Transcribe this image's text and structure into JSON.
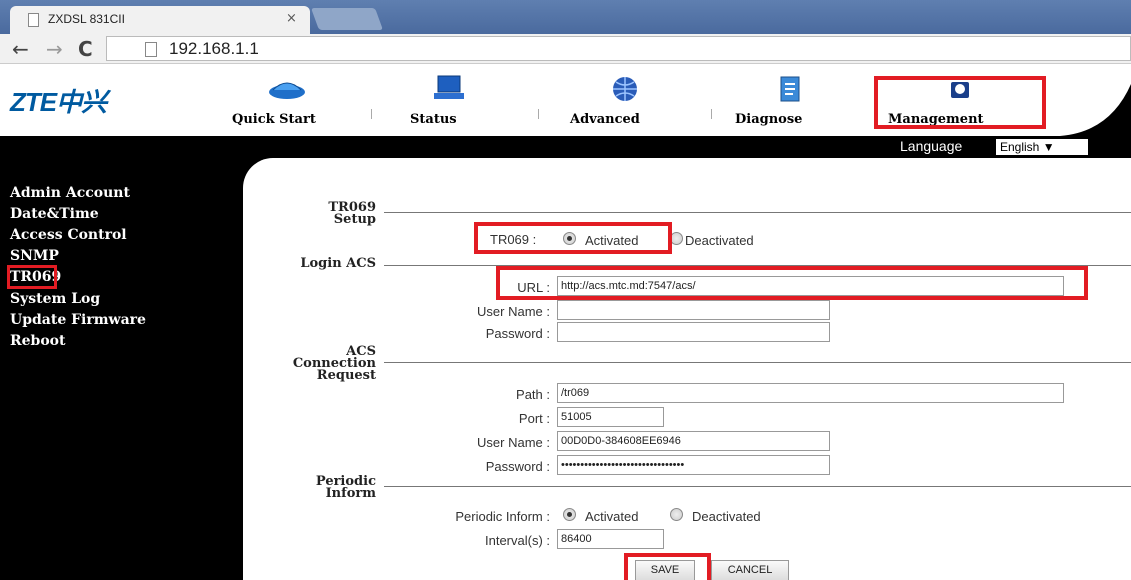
{
  "browser": {
    "tab_title": "ZXDSL 831CII",
    "tab_close": "×",
    "url": "192.168.1.1",
    "back": "←",
    "forward": "→",
    "reload": "C"
  },
  "header": {
    "logo": "ZTE中兴",
    "nav": [
      "Quick Start",
      "Status",
      "Advanced",
      "Diagnose",
      "Management"
    ],
    "language_label": "Language",
    "language_value": "English ▼"
  },
  "sidebar": {
    "items": [
      "Admin Account",
      "Date&Time",
      "Access Control",
      "SNMP",
      "TR069",
      "System Log",
      "Update Firmware",
      "Reboot"
    ]
  },
  "tr069_setup": {
    "title_line1": "TR069",
    "title_line2": "Setup",
    "label": "TR069 :",
    "activated": "Activated",
    "deactivated": "Deactivated"
  },
  "login_acs": {
    "title": "Login ACS",
    "url_label": "URL :",
    "url_value": "http://acs.mtc.md:7547/acs/",
    "username_label": "User Name :",
    "username_value": "",
    "password_label": "Password :",
    "password_value": ""
  },
  "acs_connection": {
    "title_line1": "ACS",
    "title_line2": "Connection",
    "title_line3": "Request",
    "path_label": "Path :",
    "path_value": "/tr069",
    "port_label": "Port :",
    "port_value": "51005",
    "username_label": "User Name :",
    "username_value": "00D0D0-384608EE6946",
    "password_label": "Password :",
    "password_value": "••••••••••••••••••••••••••••••••"
  },
  "periodic_inform": {
    "title_line1": "Periodic",
    "title_line2": "Inform",
    "label": "Periodic Inform :",
    "activated": "Activated",
    "deactivated": "Deactivated",
    "interval_label": "Interval(s) :",
    "interval_value": "86400"
  },
  "buttons": {
    "save": "SAVE",
    "cancel": "CANCEL"
  },
  "colors": {
    "highlight": "#e21c23",
    "logo": "#005aa0"
  }
}
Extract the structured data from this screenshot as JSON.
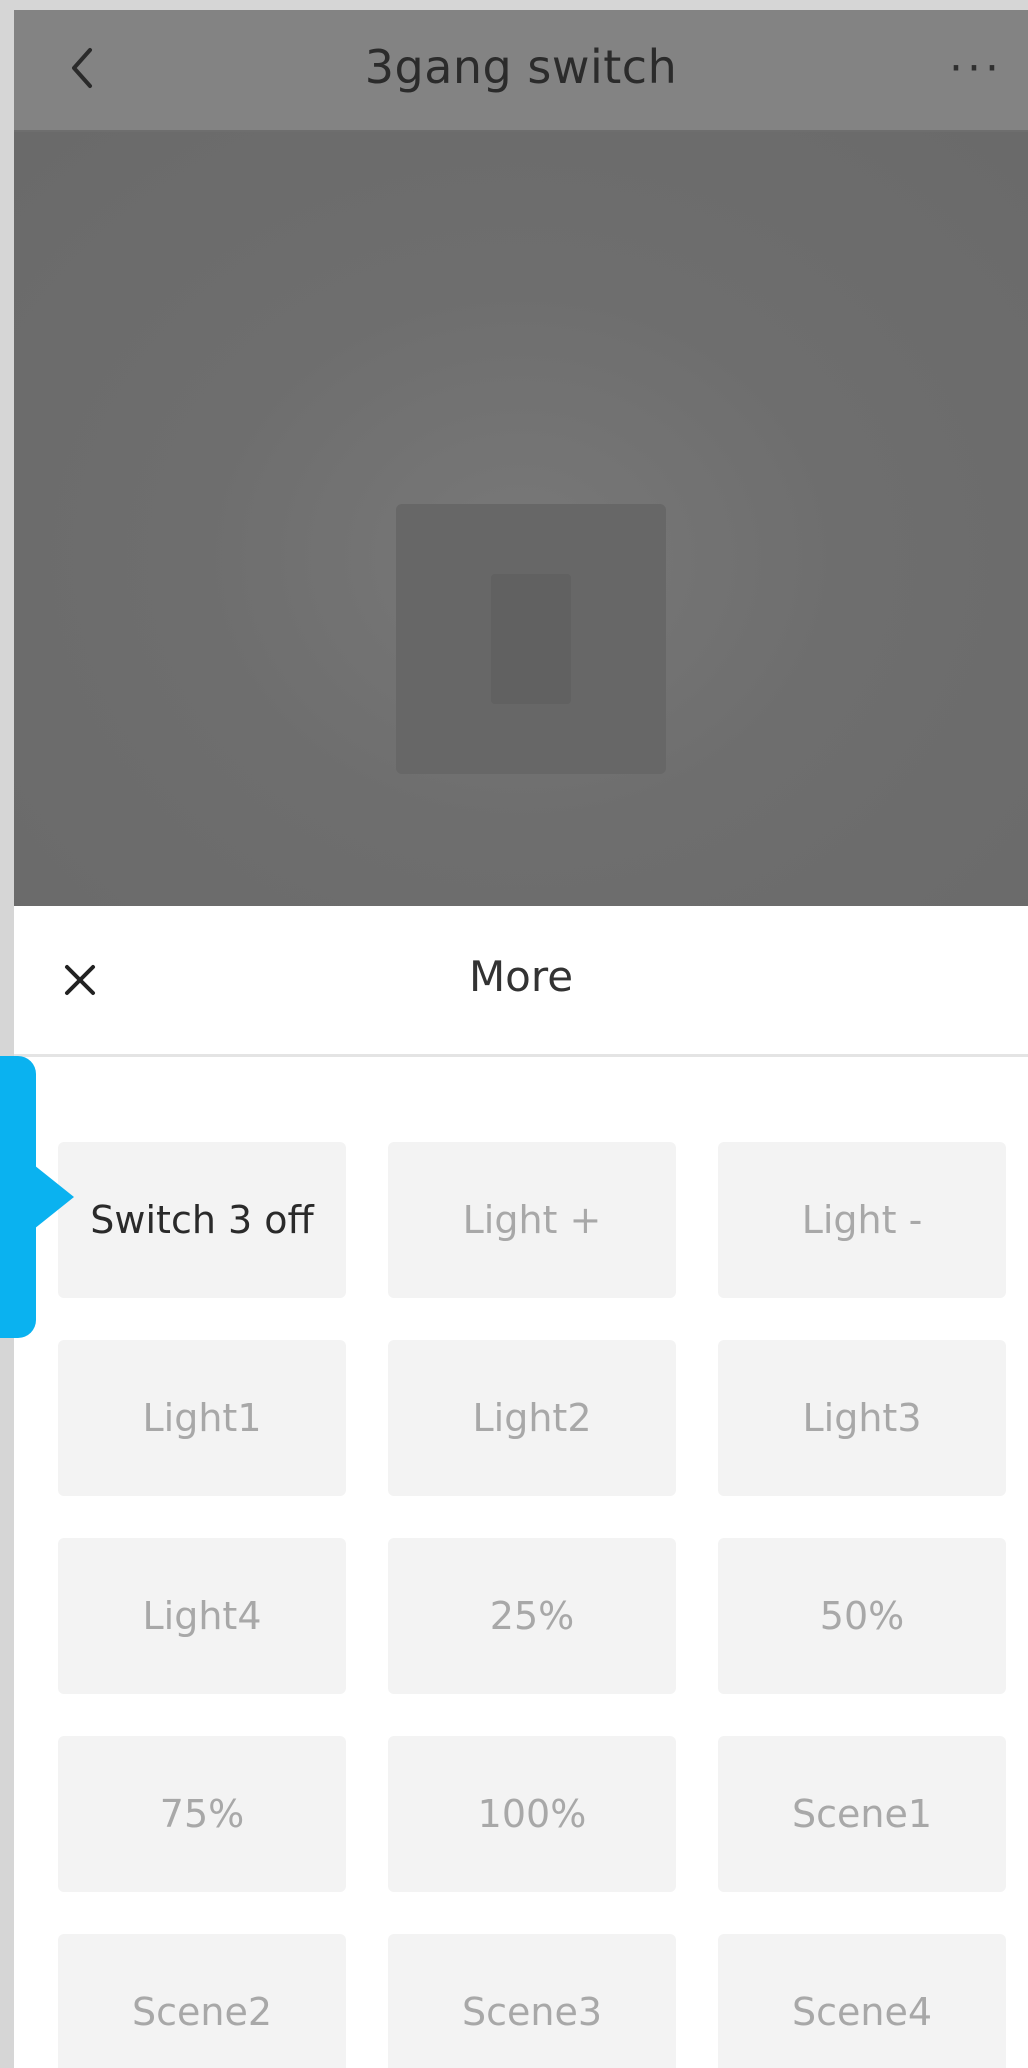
{
  "header": {
    "title": "3gang switch",
    "back_icon": "chevron-left-icon",
    "more_icon": "more-dots-icon",
    "more_glyph": "···"
  },
  "device": {
    "image": "device-preview"
  },
  "sheet": {
    "title": "More",
    "close_icon": "close-icon",
    "close_glyph": "✕",
    "options": [
      {
        "label": "Switch 3 off",
        "active": true
      },
      {
        "label": "Light +",
        "active": false
      },
      {
        "label": "Light -",
        "active": false
      },
      {
        "label": "Light1",
        "active": false
      },
      {
        "label": "Light2",
        "active": false
      },
      {
        "label": "Light3",
        "active": false
      },
      {
        "label": "Light4",
        "active": false
      },
      {
        "label": "25%",
        "active": false
      },
      {
        "label": "50%",
        "active": false
      },
      {
        "label": "75%",
        "active": false
      },
      {
        "label": "100%",
        "active": false
      },
      {
        "label": "Scene1",
        "active": false
      },
      {
        "label": "Scene2",
        "active": false
      },
      {
        "label": "Scene3",
        "active": false
      },
      {
        "label": "Scene4",
        "active": false
      }
    ]
  },
  "colors": {
    "callout": "#0ab2f0",
    "tile_bg": "#f3f3f3",
    "tile_text_active": "#2a2a2a",
    "tile_text_inactive": "#a8a8a8"
  }
}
* * * *
- **PROBLEM**
Pictures stay out; repeat all the rest of the records exactly.

- **TASK ANSWER**
Transcribe this image's text and structure into JSON.
{
  "browser": {
    "tab_title": "ZXDSL 831CII",
    "tab_close": "×",
    "url": "192.168.1.1",
    "back": "←",
    "forward": "→",
    "reload": "C"
  },
  "header": {
    "logo": "ZTE中兴",
    "nav": [
      "Quick Start",
      "Status",
      "Advanced",
      "Diagnose",
      "Management"
    ],
    "language_label": "Language",
    "language_value": "English ▼"
  },
  "sidebar": {
    "items": [
      "Admin Account",
      "Date&Time",
      "Access Control",
      "SNMP",
      "TR069",
      "System Log",
      "Update Firmware",
      "Reboot"
    ]
  },
  "tr069_setup": {
    "title_line1": "TR069",
    "title_line2": "Setup",
    "label": "TR069 :",
    "activated": "Activated",
    "deactivated": "Deactivated"
  },
  "login_acs": {
    "title": "Login ACS",
    "url_label": "URL :",
    "url_value": "http://acs.mtc.md:7547/acs/",
    "username_label": "User Name :",
    "username_value": "",
    "password_label": "Password :",
    "password_value": ""
  },
  "acs_connection": {
    "title_line1": "ACS",
    "title_line2": "Connection",
    "title_line3": "Request",
    "path_label": "Path :",
    "path_value": "/tr069",
    "port_label": "Port :",
    "port_value": "51005",
    "username_label": "User Name :",
    "username_value": "00D0D0-384608EE6946",
    "password_label": "Password :",
    "password_value": "••••••••••••••••••••••••••••••••"
  },
  "periodic_inform": {
    "title_line1": "Periodic",
    "title_line2": "Inform",
    "label": "Periodic Inform :",
    "activated": "Activated",
    "deactivated": "Deactivated",
    "interval_label": "Interval(s) :",
    "interval_value": "86400"
  },
  "buttons": {
    "save": "SAVE",
    "cancel": "CANCEL"
  },
  "colors": {
    "highlight": "#e21c23",
    "logo": "#005aa0"
  }
}
Extract the structured data from this screenshot as JSON.
{
  "header": {
    "title": "3gang switch",
    "back_icon": "chevron-left-icon",
    "more_icon": "more-dots-icon",
    "more_glyph": "···"
  },
  "device": {
    "image": "device-preview"
  },
  "sheet": {
    "title": "More",
    "close_icon": "close-icon",
    "close_glyph": "✕",
    "options": [
      {
        "label": "Switch 3 off",
        "active": true
      },
      {
        "label": "Light +",
        "active": false
      },
      {
        "label": "Light -",
        "active": false
      },
      {
        "label": "Light1",
        "active": false
      },
      {
        "label": "Light2",
        "active": false
      },
      {
        "label": "Light3",
        "active": false
      },
      {
        "label": "Light4",
        "active": false
      },
      {
        "label": "25%",
        "active": false
      },
      {
        "label": "50%",
        "active": false
      },
      {
        "label": "75%",
        "active": false
      },
      {
        "label": "100%",
        "active": false
      },
      {
        "label": "Scene1",
        "active": false
      },
      {
        "label": "Scene2",
        "active": false
      },
      {
        "label": "Scene3",
        "active": false
      },
      {
        "label": "Scene4",
        "active": false
      }
    ]
  },
  "colors": {
    "callout": "#0ab2f0",
    "tile_bg": "#f3f3f3",
    "tile_text_active": "#2a2a2a",
    "tile_text_inactive": "#a8a8a8"
  }
}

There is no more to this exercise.